=== THE REQUEST ===
Report back each line of the records that contains the string "модификаций".
-- -- --
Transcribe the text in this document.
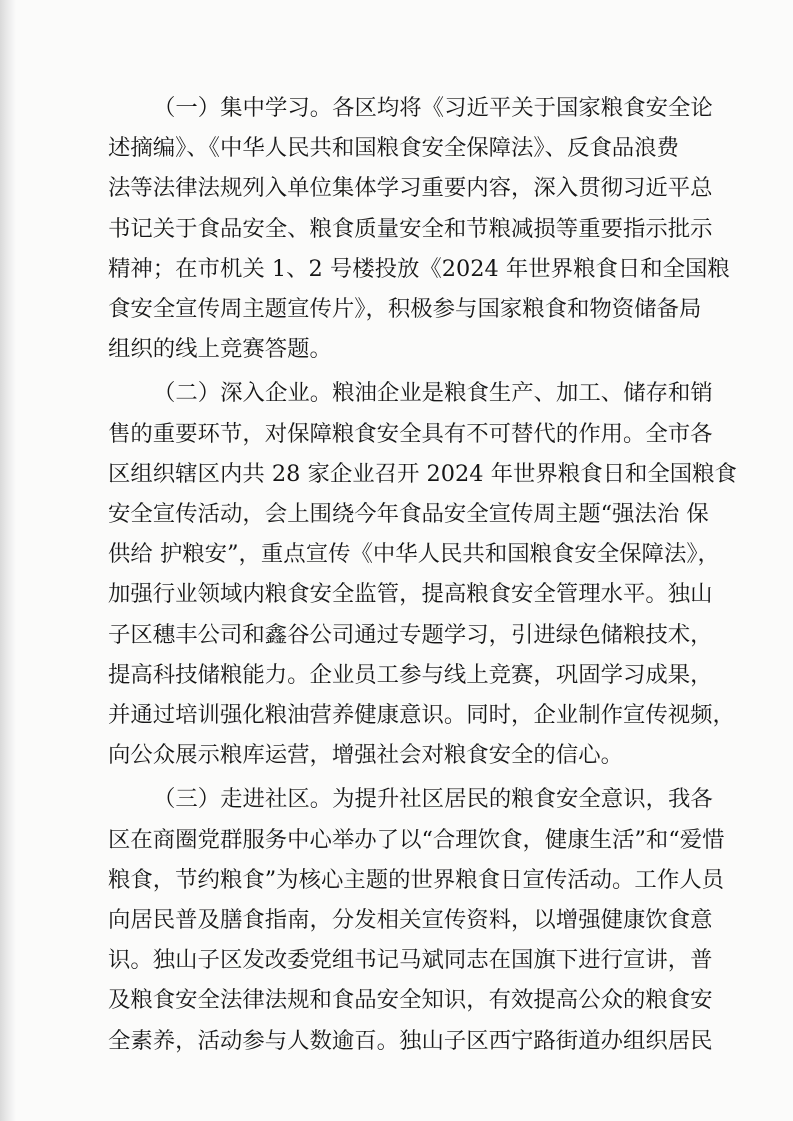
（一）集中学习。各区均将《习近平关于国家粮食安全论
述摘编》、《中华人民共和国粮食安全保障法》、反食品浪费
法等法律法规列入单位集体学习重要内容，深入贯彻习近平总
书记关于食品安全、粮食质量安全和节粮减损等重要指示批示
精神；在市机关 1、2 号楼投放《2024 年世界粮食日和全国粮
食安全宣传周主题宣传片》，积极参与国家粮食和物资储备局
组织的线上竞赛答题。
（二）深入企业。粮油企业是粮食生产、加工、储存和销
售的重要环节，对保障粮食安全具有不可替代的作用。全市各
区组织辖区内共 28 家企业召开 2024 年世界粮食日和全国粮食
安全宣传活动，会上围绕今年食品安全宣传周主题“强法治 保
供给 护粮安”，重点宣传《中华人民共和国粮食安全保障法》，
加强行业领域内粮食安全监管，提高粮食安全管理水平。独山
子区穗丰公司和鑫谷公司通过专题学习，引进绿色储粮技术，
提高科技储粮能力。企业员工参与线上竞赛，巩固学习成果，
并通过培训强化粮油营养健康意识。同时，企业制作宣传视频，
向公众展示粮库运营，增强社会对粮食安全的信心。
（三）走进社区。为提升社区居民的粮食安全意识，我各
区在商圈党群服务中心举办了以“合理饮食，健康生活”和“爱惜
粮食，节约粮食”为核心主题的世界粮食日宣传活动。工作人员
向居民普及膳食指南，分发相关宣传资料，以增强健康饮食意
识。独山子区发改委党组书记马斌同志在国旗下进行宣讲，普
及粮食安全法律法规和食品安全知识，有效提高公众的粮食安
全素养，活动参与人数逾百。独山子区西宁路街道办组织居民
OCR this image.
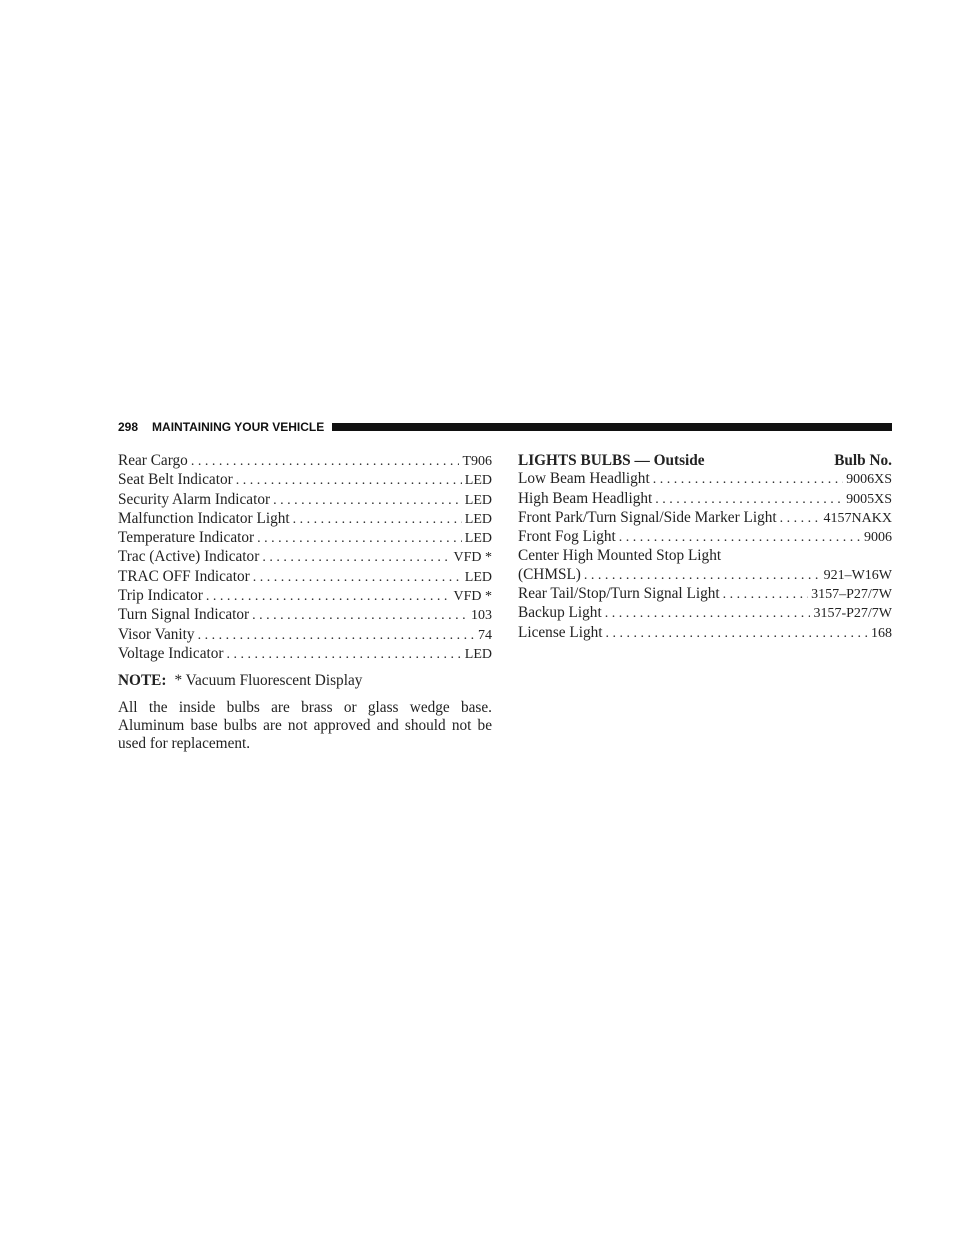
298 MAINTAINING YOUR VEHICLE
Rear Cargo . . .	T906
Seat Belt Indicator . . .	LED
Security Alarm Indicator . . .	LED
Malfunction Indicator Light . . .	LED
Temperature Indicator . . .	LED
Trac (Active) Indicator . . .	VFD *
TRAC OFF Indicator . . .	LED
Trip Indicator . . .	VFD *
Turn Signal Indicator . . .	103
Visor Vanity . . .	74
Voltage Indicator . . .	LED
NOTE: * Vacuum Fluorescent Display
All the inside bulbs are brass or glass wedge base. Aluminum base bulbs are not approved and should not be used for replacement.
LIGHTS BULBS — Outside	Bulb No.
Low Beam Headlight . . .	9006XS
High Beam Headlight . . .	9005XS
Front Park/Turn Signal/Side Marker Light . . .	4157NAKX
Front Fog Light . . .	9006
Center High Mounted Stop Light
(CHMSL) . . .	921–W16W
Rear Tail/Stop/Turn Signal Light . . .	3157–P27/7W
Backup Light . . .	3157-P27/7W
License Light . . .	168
-- -- --
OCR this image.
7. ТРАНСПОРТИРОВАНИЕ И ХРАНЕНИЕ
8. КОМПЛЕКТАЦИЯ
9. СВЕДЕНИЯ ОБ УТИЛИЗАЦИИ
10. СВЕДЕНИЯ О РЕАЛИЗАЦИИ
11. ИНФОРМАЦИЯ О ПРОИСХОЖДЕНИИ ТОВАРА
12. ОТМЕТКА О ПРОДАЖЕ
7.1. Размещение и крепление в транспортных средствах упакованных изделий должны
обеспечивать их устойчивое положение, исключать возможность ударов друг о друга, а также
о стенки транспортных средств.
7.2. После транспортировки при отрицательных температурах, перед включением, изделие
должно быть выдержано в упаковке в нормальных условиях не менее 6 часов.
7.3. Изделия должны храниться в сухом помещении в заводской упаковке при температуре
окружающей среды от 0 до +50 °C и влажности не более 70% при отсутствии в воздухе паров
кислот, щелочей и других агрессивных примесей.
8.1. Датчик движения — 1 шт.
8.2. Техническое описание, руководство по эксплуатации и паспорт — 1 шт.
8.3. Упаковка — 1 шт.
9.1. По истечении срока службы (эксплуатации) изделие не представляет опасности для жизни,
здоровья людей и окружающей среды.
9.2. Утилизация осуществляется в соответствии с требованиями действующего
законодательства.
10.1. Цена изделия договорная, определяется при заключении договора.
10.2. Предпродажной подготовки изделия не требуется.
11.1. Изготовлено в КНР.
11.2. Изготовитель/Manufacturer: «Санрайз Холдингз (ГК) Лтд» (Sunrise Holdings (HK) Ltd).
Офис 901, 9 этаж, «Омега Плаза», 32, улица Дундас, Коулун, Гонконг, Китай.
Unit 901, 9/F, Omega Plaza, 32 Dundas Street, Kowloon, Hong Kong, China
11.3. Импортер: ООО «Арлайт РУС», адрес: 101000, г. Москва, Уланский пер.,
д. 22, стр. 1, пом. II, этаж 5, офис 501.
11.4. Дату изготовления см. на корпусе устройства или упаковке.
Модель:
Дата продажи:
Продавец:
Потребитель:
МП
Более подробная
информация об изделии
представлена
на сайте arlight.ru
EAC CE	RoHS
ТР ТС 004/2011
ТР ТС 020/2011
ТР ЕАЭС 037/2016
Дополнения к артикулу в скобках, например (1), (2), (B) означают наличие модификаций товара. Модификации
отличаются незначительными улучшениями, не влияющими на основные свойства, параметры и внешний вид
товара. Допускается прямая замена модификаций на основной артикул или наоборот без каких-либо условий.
-- -- --
=== OUTPUT FOR THIS EXERCISE ===
Дополнения к артикулу в скобках, например (1), (2), (B) означают наличие модификаций товара. Модификации
товара. Допускается прямая замена модификаций на основной артикул или наоборот без каких-либо условий.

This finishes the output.